• Goal: Gather every line holding the string "path".

━━ Task material

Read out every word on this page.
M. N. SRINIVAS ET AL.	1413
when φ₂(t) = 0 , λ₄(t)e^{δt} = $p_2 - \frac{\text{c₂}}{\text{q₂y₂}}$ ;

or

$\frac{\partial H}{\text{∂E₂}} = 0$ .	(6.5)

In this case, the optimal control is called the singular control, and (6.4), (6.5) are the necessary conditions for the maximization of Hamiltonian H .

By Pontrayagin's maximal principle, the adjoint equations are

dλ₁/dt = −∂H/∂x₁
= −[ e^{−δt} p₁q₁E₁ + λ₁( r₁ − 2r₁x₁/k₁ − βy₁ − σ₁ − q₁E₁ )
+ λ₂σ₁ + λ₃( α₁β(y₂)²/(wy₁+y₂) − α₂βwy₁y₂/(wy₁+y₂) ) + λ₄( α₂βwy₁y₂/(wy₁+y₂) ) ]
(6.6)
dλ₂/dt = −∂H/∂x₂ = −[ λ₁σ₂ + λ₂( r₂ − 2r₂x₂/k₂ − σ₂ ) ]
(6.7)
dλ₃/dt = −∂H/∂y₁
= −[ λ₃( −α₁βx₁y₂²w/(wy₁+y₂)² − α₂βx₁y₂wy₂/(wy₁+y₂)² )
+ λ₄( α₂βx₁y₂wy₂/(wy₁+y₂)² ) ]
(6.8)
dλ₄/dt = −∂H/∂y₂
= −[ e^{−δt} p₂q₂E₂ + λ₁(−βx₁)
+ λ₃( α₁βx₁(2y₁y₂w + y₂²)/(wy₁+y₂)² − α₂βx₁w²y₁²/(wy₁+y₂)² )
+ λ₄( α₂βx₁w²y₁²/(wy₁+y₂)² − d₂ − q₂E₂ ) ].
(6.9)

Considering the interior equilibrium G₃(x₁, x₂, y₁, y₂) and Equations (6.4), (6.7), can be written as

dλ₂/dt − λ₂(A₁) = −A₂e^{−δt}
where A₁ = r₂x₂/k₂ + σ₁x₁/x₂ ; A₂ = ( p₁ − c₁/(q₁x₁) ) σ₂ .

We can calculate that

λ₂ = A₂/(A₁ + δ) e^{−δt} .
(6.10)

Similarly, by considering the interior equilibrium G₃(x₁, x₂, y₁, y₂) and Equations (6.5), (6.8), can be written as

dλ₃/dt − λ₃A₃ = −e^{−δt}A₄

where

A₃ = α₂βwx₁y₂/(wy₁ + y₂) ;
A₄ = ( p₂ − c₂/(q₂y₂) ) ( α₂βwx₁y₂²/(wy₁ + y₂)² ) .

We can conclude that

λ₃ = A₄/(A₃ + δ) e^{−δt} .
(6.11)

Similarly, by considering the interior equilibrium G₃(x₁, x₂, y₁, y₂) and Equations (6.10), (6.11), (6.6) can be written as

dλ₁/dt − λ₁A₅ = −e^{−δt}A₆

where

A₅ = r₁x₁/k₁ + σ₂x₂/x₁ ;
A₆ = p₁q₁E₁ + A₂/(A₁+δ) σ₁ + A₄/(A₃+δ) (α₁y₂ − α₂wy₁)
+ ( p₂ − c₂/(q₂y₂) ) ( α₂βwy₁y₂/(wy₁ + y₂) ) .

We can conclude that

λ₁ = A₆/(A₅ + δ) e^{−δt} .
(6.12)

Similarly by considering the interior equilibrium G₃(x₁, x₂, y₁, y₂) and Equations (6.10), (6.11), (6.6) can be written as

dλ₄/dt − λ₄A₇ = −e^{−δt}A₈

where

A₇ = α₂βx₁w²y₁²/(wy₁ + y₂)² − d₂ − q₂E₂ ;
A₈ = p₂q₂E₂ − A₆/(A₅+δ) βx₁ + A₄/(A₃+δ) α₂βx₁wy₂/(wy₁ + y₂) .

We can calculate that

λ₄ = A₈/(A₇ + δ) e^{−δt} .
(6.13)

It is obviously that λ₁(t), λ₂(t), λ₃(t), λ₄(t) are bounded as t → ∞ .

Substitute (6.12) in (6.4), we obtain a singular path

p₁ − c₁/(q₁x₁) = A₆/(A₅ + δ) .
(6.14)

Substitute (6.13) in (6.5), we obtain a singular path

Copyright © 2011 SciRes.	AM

━━━━

• Response:
Substitute (6.12) in (6.4), we obtain a singular path
Substitute (6.13) in (6.5), we obtain a singular path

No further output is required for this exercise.